[Data entries]
——

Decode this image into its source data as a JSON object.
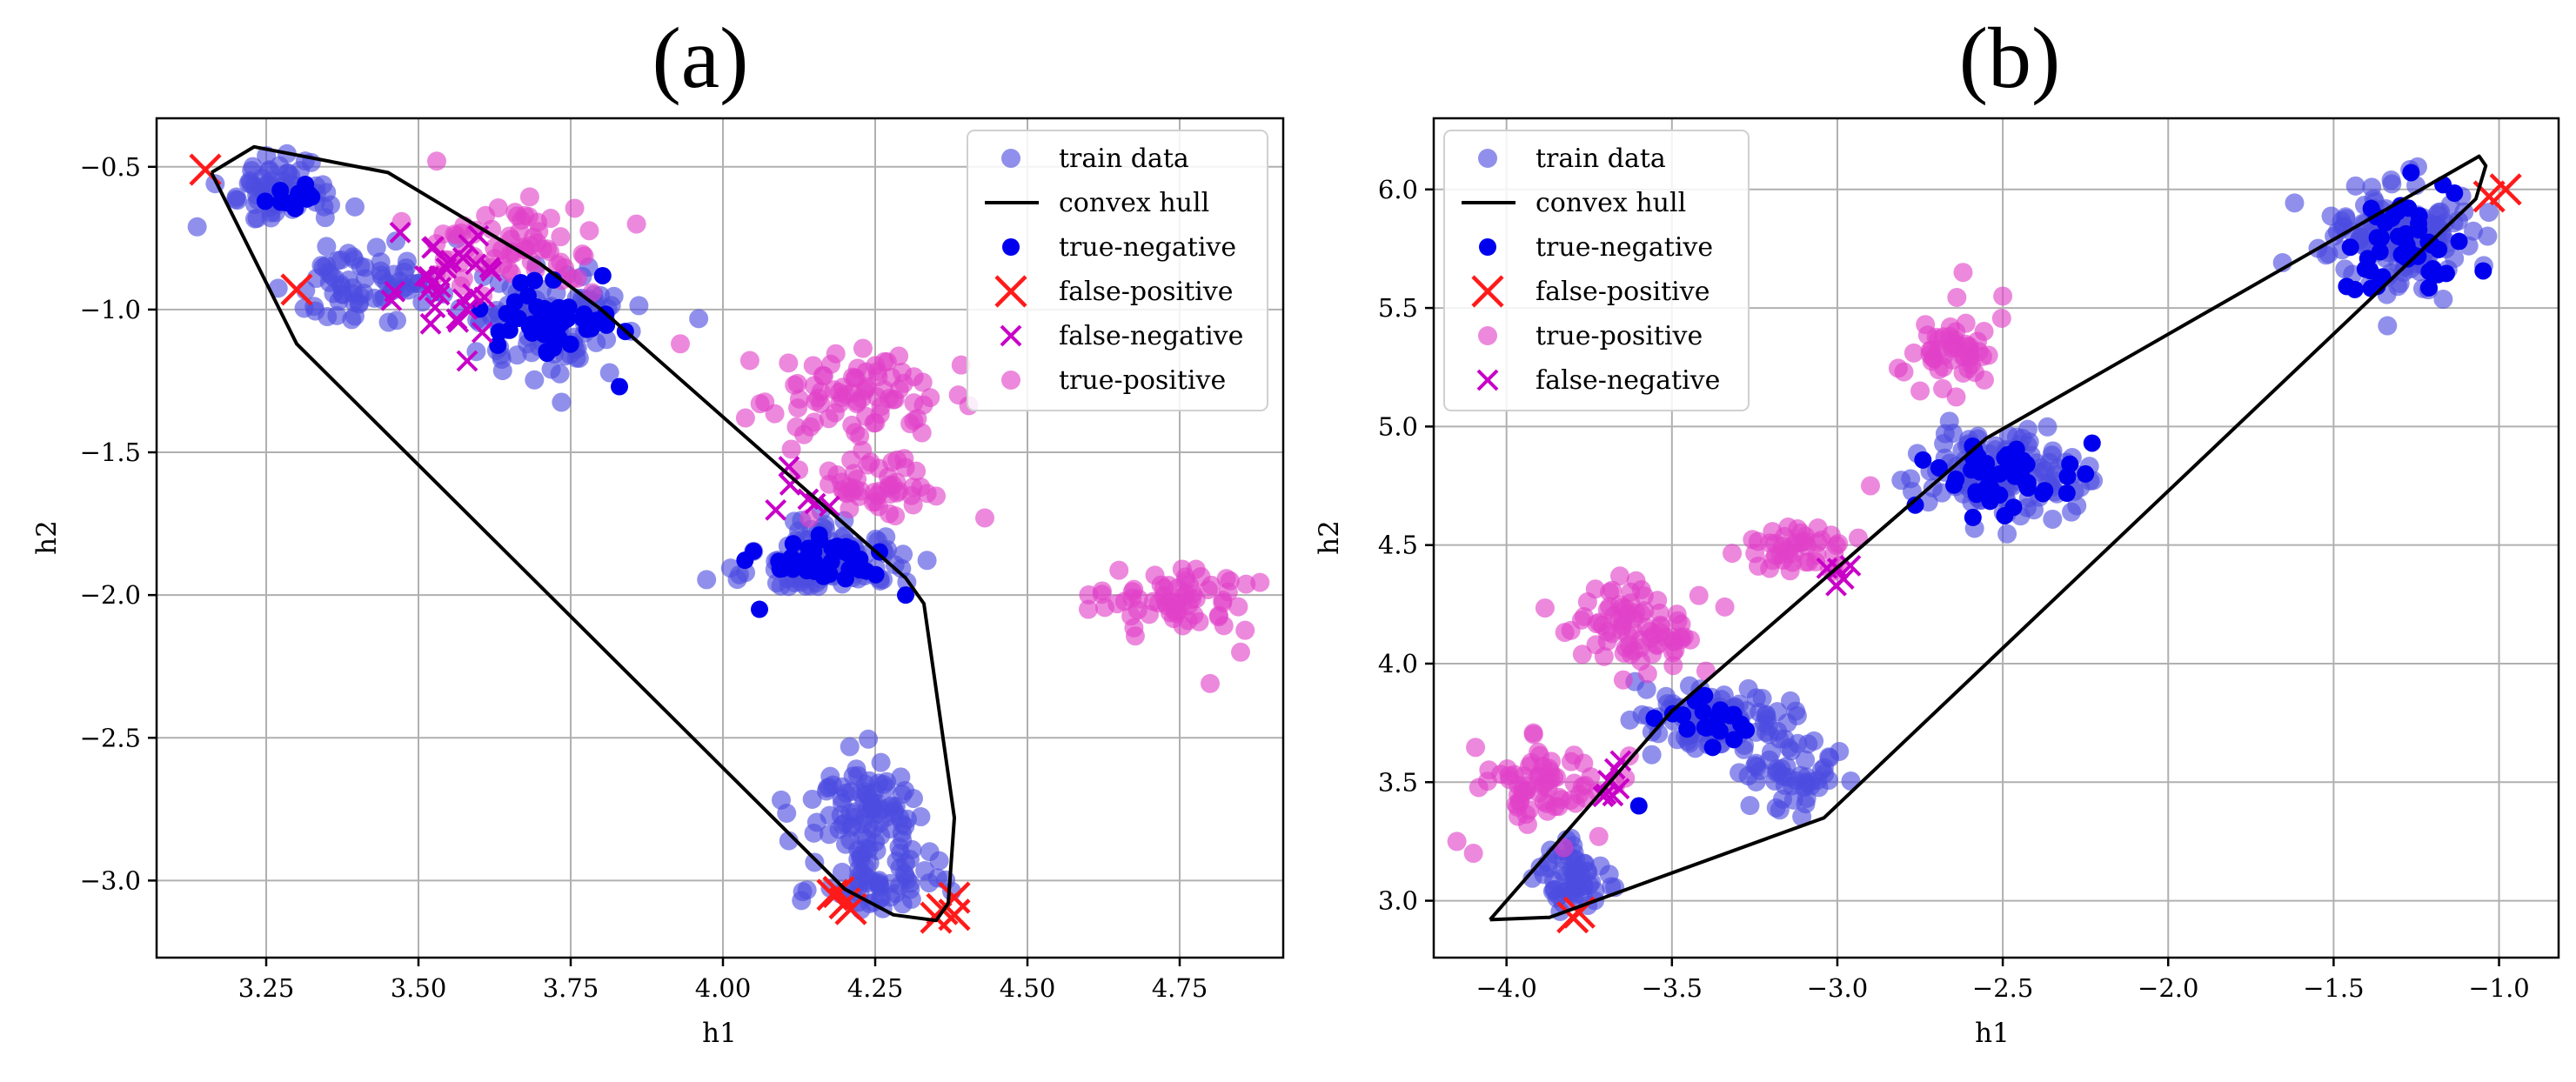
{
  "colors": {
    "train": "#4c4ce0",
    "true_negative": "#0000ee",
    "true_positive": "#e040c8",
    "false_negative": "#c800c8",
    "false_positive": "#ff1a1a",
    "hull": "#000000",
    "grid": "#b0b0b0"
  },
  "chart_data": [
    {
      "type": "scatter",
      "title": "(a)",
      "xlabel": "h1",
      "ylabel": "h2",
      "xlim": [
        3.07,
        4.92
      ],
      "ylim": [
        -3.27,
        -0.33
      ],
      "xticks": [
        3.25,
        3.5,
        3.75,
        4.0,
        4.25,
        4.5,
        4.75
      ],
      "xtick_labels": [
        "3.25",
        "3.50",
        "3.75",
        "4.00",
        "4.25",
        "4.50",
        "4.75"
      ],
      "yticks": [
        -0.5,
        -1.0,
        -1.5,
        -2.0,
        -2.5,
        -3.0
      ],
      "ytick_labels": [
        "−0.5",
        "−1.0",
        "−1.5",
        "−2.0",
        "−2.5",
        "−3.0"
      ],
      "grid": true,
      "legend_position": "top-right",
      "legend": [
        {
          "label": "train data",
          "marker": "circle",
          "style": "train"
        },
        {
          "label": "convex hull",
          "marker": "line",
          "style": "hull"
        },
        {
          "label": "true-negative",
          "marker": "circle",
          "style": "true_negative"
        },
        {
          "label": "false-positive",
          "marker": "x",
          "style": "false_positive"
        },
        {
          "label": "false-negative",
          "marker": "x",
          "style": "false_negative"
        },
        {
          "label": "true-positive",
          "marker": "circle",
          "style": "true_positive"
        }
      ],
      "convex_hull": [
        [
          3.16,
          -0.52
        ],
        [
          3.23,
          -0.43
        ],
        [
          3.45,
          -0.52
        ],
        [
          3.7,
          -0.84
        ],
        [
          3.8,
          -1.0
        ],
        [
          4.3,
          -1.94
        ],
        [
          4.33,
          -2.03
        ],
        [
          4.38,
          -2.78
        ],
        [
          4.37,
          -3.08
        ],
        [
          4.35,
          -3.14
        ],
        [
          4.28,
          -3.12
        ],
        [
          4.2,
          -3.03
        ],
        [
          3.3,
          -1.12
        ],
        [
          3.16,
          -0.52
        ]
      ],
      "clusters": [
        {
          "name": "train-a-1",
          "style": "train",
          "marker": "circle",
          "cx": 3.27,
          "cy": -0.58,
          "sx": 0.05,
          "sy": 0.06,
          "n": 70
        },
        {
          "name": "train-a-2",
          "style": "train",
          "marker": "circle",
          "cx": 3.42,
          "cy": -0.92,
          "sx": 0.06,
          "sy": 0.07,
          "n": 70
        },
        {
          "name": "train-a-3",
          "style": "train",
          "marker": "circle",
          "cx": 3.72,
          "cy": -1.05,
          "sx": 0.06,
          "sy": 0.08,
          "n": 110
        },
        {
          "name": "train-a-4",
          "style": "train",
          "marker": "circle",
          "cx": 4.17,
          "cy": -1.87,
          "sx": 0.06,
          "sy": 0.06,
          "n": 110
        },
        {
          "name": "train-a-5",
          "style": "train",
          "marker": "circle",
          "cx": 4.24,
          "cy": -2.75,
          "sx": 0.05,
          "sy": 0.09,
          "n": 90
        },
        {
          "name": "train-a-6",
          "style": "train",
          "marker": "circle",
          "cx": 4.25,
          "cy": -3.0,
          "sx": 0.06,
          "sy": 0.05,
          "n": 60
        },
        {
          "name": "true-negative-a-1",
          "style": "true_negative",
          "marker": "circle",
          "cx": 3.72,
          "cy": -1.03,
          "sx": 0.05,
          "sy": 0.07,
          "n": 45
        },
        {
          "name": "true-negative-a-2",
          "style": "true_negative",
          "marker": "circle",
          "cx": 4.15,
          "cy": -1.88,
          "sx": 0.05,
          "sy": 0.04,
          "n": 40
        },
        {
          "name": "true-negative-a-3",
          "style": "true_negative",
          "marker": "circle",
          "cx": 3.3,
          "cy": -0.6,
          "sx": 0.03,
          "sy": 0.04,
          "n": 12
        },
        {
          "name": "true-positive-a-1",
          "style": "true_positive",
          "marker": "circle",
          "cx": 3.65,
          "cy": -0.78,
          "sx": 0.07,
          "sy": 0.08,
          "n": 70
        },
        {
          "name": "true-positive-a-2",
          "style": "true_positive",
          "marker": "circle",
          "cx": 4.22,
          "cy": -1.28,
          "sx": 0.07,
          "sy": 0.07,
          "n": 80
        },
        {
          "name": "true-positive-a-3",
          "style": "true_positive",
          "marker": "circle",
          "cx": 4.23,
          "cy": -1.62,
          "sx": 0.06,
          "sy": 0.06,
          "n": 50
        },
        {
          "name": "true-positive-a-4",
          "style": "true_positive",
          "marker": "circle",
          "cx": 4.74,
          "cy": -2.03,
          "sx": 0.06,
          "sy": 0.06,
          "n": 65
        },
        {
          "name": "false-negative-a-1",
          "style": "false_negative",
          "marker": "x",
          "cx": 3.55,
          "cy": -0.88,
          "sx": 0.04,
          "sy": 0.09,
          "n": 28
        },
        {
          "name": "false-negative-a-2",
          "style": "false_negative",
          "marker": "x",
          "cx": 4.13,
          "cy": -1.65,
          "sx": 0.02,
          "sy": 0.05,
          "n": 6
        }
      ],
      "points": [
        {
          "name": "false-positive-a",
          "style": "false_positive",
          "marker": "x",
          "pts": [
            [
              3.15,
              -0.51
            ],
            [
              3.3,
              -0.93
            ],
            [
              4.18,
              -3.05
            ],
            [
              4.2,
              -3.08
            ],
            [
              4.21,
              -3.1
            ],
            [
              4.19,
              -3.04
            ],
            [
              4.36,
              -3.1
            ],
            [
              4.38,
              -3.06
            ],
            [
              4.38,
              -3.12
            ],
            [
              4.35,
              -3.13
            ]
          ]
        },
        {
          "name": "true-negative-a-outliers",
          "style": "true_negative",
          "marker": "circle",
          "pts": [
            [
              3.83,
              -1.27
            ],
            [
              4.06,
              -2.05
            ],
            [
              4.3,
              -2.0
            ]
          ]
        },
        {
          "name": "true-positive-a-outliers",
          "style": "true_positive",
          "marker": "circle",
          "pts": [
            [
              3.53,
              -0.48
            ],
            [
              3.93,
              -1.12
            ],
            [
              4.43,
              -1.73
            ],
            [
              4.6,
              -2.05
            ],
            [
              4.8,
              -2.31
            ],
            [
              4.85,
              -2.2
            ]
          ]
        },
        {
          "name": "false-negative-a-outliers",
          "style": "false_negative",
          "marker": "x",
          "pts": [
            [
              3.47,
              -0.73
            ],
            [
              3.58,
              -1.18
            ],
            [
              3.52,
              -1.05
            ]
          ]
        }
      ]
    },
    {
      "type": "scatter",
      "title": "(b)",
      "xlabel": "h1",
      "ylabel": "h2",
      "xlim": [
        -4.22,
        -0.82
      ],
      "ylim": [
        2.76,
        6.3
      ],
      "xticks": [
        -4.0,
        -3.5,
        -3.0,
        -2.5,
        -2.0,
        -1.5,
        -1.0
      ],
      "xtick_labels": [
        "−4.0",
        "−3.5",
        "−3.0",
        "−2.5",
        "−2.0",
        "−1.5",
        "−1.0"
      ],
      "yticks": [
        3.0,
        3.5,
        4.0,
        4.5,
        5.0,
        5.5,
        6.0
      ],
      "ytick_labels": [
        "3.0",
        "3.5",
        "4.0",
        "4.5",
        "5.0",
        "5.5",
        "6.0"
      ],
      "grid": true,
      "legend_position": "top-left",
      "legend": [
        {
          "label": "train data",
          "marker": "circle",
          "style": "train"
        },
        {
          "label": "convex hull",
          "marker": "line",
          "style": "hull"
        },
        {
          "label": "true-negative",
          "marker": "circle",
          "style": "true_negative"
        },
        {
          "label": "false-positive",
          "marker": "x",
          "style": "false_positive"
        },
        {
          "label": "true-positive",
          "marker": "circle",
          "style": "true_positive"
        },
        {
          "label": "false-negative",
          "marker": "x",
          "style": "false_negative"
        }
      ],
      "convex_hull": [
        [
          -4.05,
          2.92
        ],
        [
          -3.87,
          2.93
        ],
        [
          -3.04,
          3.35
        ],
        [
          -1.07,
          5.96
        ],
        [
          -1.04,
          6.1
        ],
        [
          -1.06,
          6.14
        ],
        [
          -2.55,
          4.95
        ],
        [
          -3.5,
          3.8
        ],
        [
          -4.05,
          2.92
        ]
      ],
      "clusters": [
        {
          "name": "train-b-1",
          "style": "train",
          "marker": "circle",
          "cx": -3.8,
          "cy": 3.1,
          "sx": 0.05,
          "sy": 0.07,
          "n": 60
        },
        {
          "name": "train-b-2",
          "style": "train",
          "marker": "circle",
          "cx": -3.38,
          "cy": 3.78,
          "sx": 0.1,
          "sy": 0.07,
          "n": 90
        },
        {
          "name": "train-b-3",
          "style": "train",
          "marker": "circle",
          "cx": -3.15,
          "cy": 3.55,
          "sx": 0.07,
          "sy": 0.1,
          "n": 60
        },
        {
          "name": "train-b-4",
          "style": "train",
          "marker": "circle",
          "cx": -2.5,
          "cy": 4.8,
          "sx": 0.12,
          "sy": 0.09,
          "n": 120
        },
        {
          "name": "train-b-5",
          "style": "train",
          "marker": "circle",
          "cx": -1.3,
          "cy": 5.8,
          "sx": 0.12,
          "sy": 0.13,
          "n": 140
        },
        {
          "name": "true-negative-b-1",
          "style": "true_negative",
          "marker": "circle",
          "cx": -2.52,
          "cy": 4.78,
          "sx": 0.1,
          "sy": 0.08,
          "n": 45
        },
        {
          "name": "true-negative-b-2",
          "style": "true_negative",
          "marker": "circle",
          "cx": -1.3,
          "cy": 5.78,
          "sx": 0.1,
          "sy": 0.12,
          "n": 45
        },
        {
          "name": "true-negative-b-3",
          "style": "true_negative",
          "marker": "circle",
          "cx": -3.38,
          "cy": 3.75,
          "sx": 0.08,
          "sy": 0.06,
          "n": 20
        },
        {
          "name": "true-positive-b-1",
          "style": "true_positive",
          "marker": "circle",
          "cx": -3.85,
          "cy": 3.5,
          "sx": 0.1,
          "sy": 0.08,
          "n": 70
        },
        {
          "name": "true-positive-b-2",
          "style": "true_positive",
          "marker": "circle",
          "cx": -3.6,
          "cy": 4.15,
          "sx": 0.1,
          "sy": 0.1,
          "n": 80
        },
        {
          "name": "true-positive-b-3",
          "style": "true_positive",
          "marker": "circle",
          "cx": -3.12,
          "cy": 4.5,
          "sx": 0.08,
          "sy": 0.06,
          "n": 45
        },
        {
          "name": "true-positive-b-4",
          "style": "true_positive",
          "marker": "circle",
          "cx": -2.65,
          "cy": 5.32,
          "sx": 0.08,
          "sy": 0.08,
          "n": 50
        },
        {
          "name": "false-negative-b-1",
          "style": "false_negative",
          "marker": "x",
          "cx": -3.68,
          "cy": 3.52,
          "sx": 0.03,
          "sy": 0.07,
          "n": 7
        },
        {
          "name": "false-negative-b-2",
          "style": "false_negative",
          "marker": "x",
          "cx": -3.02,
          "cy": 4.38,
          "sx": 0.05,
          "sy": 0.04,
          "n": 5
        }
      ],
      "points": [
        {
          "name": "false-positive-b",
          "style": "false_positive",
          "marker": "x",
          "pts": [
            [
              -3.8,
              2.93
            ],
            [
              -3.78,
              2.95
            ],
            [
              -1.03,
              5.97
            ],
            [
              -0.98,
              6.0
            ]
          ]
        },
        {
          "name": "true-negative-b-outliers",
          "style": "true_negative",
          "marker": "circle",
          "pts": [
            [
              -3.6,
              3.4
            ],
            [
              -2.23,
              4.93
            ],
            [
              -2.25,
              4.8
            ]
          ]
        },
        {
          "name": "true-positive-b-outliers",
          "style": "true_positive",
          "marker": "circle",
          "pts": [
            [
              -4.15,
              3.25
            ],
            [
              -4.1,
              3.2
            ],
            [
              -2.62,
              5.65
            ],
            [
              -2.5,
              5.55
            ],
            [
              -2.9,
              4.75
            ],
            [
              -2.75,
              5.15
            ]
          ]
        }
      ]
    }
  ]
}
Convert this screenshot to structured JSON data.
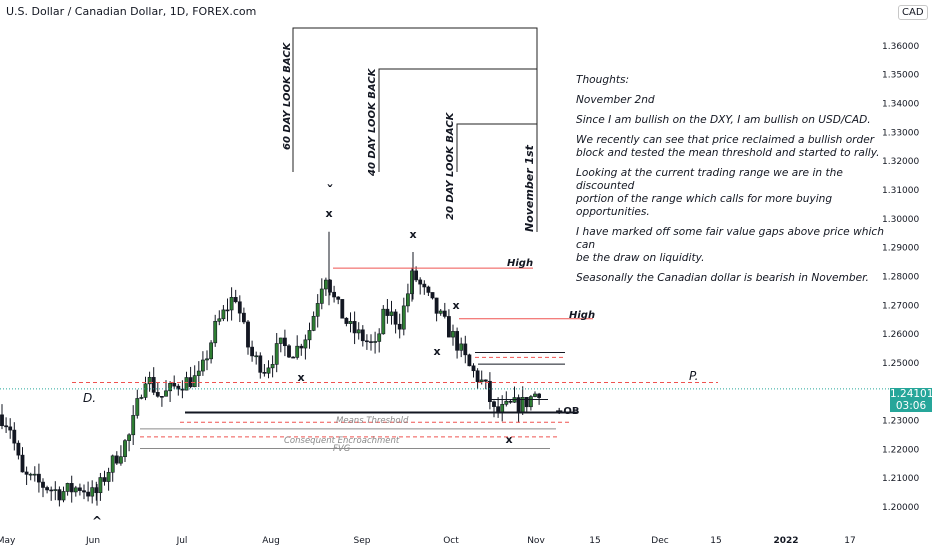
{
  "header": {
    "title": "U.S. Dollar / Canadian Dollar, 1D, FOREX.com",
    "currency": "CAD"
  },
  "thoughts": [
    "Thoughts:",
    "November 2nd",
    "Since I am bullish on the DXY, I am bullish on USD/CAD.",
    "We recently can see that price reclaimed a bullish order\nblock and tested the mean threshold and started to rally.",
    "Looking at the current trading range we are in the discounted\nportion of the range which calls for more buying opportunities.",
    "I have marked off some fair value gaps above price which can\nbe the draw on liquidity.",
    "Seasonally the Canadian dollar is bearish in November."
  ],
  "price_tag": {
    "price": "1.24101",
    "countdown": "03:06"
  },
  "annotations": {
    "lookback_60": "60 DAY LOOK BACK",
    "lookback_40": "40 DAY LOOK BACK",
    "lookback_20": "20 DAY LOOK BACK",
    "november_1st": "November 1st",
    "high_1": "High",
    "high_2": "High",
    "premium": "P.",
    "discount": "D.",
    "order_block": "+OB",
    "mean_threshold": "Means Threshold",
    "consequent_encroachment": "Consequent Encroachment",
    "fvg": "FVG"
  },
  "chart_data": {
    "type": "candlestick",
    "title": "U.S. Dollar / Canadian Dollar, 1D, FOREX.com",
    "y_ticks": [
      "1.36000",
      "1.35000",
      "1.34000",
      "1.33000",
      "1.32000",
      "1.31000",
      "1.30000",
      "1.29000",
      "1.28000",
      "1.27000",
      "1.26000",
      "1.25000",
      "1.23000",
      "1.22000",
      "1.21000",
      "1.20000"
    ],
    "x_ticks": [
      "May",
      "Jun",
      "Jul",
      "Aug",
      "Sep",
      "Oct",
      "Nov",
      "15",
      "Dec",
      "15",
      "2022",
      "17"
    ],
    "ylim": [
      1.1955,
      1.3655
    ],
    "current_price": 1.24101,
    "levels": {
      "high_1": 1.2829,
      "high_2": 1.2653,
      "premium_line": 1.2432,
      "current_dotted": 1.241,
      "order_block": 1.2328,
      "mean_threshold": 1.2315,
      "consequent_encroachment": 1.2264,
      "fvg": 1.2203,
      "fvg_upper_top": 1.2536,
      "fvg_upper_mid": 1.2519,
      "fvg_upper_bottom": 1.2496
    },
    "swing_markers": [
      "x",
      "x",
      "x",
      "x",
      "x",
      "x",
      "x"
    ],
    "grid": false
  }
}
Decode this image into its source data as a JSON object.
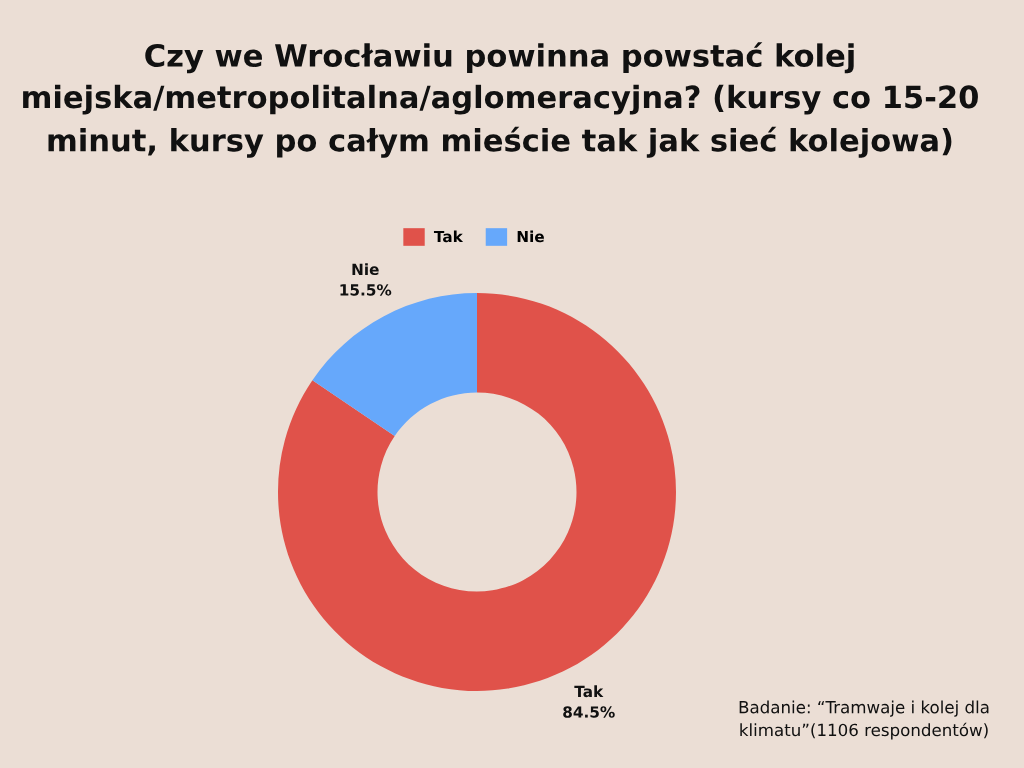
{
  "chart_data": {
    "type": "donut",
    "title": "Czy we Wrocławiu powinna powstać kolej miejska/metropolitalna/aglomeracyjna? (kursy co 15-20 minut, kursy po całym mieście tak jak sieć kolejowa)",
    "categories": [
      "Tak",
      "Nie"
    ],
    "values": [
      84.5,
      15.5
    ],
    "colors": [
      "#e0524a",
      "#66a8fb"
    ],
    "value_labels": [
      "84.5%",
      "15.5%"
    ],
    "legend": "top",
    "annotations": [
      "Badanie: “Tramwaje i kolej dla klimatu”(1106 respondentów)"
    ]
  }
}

——

__Do this__
Using the records above, pull out each line where the word "outliers" occurs.

__Solution to this problem__
          "name": "true-negative-a-outliers",
          "name": "true-positive-a-outliers",
          "name": "false-negative-a-outliers",
          "name": "true-negative-b-outliers",
          "name": "true-positive-b-outliers",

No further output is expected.